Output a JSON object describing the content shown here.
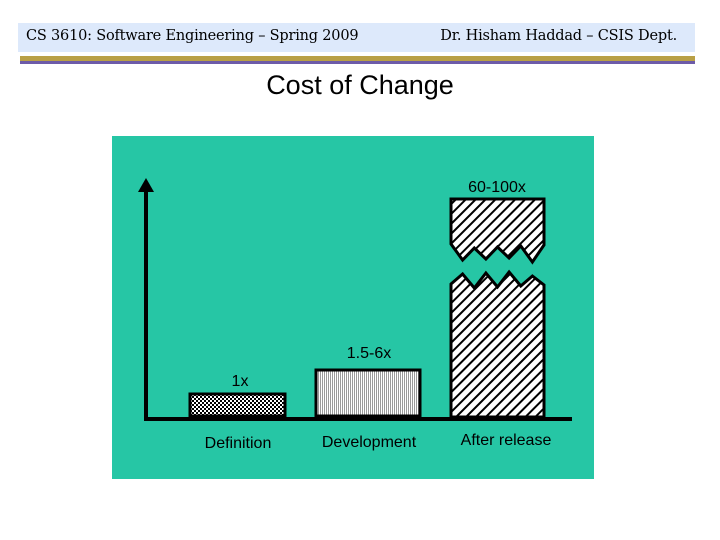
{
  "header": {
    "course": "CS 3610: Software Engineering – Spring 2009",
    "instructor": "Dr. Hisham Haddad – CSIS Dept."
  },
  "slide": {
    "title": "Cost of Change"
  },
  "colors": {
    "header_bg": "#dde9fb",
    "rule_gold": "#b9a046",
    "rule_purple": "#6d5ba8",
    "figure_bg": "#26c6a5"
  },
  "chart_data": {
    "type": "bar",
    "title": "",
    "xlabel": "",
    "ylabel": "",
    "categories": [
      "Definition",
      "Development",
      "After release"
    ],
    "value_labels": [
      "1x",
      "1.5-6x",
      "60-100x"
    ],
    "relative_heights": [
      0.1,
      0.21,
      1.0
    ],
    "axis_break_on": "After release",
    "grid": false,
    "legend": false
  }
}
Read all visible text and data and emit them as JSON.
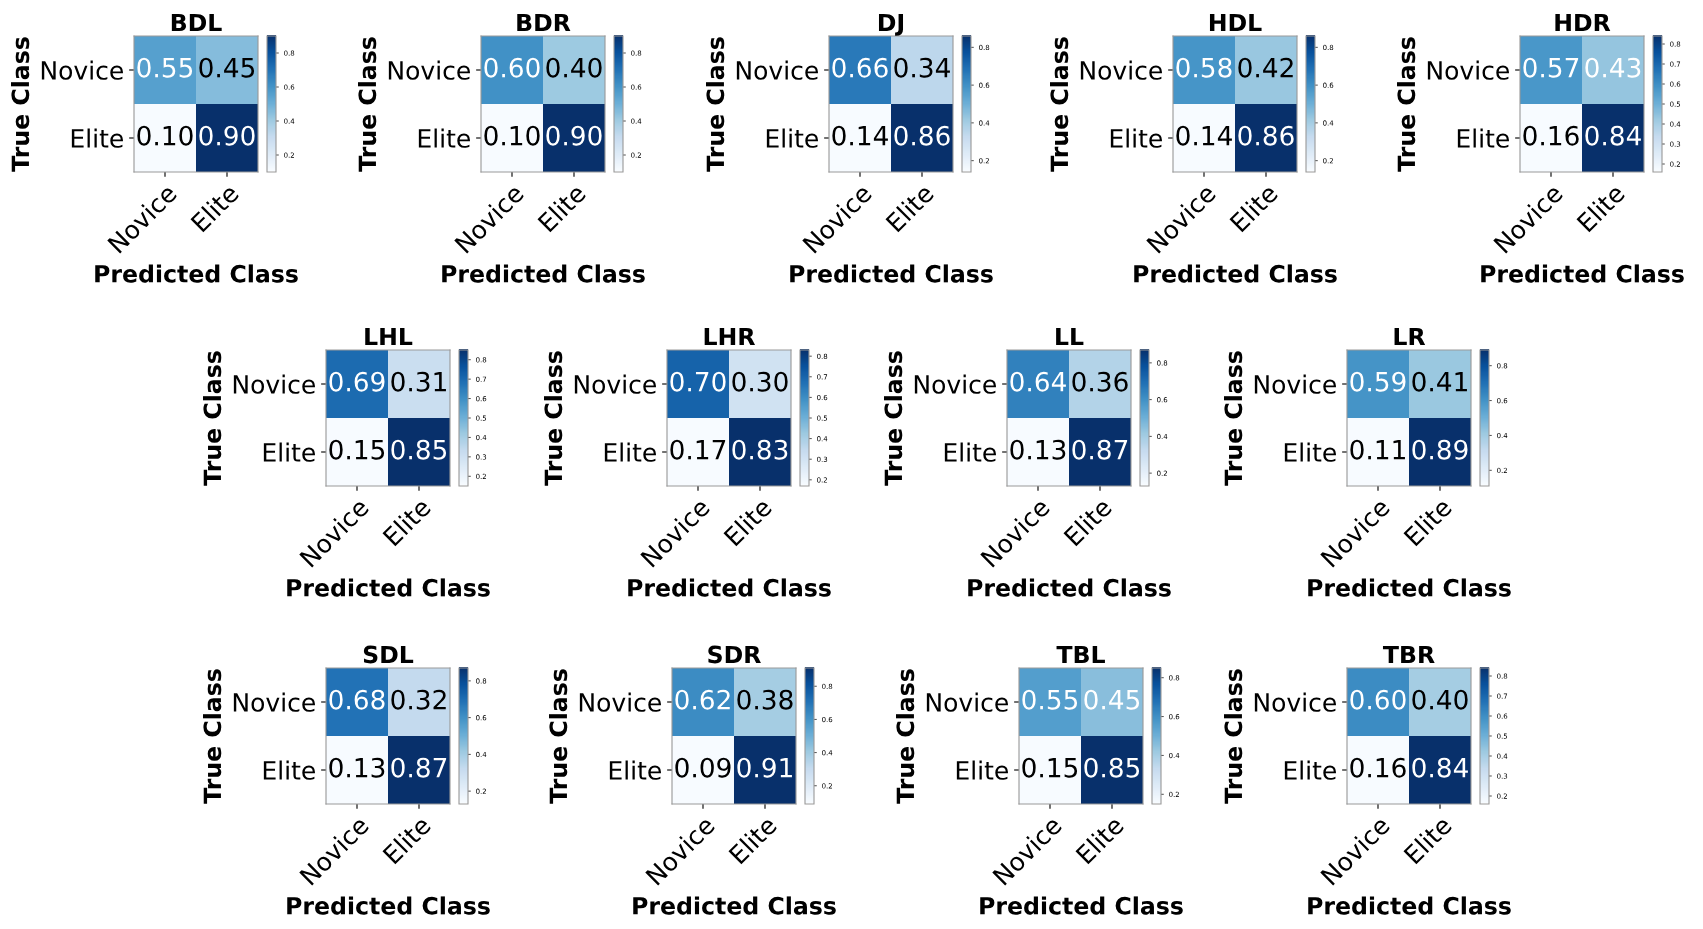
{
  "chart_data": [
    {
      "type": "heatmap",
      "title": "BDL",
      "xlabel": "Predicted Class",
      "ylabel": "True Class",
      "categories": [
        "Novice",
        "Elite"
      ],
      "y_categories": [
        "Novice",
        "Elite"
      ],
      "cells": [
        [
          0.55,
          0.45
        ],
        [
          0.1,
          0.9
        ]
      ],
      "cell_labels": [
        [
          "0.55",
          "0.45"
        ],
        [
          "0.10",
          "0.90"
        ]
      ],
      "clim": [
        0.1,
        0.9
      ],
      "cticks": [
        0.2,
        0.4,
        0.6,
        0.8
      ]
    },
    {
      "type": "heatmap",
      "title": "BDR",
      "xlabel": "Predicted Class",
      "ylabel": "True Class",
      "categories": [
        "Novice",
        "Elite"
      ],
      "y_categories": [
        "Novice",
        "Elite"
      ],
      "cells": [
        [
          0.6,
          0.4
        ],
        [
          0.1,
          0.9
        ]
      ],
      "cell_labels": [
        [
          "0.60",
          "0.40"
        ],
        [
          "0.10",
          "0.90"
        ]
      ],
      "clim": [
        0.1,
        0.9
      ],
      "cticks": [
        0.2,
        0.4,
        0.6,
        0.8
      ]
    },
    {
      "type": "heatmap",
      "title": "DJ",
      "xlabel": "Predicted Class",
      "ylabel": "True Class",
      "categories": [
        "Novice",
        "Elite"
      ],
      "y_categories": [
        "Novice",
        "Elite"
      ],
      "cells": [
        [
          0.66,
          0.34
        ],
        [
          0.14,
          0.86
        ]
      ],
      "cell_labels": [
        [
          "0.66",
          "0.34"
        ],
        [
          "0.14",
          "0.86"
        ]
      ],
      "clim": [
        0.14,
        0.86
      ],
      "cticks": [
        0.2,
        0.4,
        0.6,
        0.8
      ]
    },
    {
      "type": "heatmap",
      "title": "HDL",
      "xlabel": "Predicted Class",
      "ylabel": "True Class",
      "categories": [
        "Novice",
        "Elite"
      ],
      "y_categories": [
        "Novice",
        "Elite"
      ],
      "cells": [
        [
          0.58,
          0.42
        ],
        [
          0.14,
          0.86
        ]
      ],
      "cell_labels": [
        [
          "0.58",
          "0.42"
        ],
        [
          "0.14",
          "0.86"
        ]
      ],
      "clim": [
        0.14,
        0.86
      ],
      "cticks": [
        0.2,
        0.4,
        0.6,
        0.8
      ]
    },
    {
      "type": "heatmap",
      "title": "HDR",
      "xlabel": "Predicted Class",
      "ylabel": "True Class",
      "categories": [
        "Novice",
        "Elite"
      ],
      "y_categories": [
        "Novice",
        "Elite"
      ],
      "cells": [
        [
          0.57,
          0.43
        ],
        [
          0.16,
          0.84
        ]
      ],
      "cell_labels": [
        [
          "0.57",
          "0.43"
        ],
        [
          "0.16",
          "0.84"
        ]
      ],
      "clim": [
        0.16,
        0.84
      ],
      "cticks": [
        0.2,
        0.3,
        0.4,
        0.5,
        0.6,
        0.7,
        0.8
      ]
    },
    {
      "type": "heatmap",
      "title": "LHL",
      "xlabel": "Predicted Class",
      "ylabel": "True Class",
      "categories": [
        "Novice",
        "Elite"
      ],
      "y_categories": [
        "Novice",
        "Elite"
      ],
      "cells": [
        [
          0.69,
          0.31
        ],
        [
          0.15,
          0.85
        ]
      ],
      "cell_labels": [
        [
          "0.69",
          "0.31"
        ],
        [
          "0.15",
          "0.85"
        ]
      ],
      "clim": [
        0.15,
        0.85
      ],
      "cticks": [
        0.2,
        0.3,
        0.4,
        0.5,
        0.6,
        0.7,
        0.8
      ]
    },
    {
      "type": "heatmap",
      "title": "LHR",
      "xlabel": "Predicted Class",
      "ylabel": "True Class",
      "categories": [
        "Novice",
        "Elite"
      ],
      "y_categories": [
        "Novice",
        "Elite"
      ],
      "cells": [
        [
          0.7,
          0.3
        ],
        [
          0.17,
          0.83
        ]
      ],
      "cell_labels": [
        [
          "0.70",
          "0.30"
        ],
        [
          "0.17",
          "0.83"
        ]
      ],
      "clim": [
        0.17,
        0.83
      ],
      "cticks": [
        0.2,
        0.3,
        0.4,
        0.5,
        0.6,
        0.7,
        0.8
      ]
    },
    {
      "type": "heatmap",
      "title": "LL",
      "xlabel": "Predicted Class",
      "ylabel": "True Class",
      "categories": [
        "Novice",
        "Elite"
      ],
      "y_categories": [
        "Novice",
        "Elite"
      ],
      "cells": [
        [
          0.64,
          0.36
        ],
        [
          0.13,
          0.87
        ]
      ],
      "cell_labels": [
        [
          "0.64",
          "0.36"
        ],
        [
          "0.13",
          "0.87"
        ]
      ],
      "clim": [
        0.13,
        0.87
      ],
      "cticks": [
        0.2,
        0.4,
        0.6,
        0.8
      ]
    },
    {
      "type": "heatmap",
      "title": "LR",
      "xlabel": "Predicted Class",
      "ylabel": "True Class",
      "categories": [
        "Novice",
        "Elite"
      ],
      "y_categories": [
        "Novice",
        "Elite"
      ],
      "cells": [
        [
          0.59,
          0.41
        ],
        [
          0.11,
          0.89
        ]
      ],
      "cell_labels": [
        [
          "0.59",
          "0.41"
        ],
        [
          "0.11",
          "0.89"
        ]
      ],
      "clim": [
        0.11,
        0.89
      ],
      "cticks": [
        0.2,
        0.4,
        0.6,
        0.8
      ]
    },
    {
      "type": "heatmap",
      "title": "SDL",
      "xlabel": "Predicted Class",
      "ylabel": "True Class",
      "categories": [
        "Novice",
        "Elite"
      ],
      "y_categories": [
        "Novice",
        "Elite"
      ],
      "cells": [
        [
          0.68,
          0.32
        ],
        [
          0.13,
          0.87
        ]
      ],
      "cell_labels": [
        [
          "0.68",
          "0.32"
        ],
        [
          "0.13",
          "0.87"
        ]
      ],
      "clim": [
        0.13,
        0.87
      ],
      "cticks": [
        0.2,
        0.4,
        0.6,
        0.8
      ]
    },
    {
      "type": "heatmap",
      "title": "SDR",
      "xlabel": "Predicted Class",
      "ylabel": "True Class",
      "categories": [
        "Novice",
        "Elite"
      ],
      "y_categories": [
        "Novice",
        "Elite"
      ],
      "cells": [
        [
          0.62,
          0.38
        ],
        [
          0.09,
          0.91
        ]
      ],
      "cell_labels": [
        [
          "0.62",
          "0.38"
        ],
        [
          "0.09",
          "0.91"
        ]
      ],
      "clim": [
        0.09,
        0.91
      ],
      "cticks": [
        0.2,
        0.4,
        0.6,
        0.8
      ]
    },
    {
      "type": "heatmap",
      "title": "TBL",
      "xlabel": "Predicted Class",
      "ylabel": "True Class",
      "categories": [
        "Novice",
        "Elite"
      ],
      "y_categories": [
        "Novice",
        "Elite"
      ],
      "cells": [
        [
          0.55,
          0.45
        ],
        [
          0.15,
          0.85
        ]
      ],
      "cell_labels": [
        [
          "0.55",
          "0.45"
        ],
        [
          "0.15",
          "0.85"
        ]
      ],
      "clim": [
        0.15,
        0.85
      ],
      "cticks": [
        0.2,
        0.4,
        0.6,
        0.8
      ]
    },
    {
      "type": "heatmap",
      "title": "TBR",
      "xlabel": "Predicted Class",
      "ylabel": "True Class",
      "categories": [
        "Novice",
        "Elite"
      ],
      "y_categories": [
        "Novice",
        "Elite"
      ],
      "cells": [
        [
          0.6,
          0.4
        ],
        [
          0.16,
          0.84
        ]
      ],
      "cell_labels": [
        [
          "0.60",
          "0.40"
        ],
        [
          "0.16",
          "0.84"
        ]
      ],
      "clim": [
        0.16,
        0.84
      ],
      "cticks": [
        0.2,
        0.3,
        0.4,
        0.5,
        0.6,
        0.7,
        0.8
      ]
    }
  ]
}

...

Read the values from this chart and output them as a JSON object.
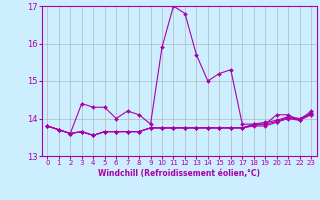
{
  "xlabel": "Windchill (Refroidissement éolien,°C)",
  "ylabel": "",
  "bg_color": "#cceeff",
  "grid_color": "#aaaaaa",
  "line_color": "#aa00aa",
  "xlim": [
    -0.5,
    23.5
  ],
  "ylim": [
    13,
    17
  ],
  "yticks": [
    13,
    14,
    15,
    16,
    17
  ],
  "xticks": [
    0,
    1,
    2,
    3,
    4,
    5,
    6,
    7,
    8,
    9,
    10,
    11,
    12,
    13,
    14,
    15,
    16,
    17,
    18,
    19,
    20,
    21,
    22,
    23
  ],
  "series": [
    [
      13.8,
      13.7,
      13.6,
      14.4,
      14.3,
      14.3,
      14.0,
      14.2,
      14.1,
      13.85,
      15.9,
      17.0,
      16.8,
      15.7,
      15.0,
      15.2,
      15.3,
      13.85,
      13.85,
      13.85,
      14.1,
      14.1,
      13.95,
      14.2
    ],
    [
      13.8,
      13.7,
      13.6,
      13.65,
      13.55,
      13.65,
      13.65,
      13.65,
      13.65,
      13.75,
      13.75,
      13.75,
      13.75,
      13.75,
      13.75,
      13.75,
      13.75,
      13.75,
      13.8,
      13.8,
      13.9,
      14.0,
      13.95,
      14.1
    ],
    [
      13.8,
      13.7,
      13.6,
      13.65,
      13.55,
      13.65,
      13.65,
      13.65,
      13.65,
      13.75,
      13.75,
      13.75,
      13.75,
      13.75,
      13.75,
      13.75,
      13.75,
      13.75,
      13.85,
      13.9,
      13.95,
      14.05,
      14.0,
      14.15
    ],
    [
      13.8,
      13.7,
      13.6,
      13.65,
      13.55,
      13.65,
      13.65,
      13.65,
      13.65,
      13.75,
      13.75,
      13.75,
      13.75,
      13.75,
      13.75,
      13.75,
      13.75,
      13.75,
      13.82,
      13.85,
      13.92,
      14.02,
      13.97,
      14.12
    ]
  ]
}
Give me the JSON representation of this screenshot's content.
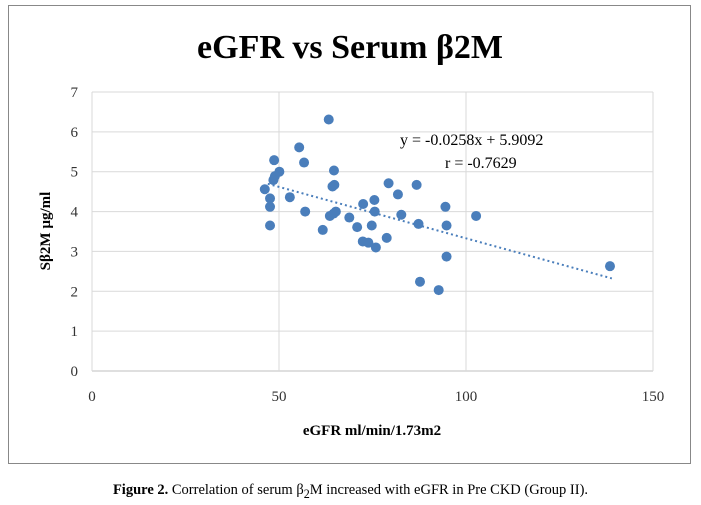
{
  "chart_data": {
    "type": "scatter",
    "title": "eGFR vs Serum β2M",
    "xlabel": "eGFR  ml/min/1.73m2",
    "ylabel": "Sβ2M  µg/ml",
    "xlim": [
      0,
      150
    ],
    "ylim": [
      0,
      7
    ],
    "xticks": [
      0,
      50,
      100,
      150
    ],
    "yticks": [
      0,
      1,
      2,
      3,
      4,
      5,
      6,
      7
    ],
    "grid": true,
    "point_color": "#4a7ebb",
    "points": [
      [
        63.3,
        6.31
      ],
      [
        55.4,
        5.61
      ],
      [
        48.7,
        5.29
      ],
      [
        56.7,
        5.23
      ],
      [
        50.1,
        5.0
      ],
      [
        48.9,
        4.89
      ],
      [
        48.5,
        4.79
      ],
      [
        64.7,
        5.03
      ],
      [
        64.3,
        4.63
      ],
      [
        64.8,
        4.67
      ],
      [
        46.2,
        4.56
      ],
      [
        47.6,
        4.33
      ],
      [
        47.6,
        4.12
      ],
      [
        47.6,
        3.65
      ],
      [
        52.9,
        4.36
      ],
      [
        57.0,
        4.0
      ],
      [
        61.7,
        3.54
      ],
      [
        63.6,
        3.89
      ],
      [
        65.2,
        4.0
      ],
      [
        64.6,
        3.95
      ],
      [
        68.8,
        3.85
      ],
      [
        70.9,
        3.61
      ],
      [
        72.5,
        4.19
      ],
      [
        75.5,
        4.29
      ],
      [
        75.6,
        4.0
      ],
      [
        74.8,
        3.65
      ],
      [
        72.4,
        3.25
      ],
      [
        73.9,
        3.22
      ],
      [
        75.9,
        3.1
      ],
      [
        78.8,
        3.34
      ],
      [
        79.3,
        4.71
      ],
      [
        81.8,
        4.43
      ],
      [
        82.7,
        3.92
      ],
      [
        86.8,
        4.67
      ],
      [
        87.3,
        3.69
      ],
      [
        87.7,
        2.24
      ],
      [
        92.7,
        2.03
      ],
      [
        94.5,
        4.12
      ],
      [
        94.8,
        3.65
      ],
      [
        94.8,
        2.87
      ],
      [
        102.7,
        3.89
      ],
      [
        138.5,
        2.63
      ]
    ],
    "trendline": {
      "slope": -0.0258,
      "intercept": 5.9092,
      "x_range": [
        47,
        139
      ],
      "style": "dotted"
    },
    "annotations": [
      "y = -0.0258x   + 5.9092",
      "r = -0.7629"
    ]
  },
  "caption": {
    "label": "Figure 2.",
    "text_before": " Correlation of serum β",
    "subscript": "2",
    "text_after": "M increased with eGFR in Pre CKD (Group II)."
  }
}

---

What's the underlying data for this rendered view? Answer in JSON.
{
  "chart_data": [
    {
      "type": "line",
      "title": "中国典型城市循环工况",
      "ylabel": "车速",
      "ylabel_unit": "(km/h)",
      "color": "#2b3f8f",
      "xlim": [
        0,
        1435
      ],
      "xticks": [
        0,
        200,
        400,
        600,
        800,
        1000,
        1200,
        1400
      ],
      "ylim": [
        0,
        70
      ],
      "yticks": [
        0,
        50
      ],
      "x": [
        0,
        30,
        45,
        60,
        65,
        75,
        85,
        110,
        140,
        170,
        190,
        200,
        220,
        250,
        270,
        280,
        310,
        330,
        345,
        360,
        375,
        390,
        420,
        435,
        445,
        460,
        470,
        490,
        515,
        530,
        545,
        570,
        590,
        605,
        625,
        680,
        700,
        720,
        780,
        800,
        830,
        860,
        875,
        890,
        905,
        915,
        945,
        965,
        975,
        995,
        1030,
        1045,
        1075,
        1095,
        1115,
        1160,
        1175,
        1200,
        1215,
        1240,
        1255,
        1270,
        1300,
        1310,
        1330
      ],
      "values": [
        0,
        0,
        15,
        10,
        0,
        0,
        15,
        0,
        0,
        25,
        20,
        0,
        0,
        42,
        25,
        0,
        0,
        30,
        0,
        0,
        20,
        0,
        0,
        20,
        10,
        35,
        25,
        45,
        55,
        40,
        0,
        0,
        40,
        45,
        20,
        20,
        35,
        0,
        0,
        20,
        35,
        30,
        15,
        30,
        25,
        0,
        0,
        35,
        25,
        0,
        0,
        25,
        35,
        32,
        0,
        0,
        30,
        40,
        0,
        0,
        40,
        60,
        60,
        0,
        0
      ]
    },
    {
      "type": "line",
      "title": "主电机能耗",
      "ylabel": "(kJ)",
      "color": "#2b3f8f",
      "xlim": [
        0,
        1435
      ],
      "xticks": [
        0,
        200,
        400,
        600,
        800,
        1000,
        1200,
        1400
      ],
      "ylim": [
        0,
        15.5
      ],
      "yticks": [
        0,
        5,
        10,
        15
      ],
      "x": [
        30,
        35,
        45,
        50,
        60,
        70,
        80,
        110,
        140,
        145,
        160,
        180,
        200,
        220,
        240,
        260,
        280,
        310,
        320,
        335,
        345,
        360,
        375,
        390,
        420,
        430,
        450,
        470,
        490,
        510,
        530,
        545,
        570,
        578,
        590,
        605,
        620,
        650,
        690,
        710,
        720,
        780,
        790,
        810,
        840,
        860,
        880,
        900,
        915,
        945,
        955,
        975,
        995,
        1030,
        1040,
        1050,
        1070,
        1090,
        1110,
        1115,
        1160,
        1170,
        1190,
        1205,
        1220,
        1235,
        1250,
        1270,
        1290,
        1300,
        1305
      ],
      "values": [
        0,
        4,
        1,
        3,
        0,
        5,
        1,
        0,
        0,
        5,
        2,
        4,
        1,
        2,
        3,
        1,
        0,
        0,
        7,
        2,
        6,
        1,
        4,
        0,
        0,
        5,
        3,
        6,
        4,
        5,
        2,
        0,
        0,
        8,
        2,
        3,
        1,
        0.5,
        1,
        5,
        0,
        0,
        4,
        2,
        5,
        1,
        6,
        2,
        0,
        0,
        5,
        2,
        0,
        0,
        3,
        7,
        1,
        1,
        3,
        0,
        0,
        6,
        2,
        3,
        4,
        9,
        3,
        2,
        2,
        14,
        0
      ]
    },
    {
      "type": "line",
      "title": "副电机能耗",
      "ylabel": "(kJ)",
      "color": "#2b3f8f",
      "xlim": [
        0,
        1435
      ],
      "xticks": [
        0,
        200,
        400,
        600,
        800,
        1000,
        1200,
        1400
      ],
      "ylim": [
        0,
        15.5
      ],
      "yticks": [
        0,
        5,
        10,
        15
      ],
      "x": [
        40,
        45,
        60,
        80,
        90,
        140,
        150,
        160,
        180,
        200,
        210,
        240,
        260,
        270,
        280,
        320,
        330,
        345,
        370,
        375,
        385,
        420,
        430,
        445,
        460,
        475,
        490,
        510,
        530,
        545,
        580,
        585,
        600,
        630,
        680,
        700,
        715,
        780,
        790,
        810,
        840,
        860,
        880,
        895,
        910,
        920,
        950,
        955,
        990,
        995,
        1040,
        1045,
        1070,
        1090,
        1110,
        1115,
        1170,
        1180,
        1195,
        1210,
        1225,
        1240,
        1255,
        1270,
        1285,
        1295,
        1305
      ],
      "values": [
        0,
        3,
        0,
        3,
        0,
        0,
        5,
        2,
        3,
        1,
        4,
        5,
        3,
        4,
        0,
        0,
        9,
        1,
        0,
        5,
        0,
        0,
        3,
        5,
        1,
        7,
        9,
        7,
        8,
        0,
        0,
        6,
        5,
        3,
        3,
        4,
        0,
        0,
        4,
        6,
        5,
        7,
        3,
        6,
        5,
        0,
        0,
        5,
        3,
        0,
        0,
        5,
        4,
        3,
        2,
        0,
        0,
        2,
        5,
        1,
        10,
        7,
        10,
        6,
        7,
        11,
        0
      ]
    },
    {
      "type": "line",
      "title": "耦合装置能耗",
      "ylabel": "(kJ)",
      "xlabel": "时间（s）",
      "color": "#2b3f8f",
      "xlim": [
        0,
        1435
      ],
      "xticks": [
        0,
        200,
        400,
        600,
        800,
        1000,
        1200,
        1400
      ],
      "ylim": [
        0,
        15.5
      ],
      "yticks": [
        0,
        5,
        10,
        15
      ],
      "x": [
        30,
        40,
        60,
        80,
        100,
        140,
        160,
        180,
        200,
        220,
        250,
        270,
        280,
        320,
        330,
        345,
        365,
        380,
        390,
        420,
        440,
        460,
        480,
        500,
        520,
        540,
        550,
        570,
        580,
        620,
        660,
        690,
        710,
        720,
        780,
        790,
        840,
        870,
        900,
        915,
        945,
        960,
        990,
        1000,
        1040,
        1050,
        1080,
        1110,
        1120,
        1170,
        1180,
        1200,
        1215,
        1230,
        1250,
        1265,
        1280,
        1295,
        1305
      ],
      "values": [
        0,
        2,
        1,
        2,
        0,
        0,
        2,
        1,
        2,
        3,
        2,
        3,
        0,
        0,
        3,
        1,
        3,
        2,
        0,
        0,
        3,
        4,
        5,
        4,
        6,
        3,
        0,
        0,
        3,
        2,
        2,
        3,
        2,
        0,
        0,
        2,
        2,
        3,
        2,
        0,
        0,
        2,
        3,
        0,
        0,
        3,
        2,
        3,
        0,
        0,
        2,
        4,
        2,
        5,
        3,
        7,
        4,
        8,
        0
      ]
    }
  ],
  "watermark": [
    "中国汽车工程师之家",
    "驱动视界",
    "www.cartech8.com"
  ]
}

→ Challenge: Copy out every line of the listing that contains the string "content".

→ Answer to the problem:
Output a JSON object describing the content shown here.
Give me the JSON representation of this screenshot's content.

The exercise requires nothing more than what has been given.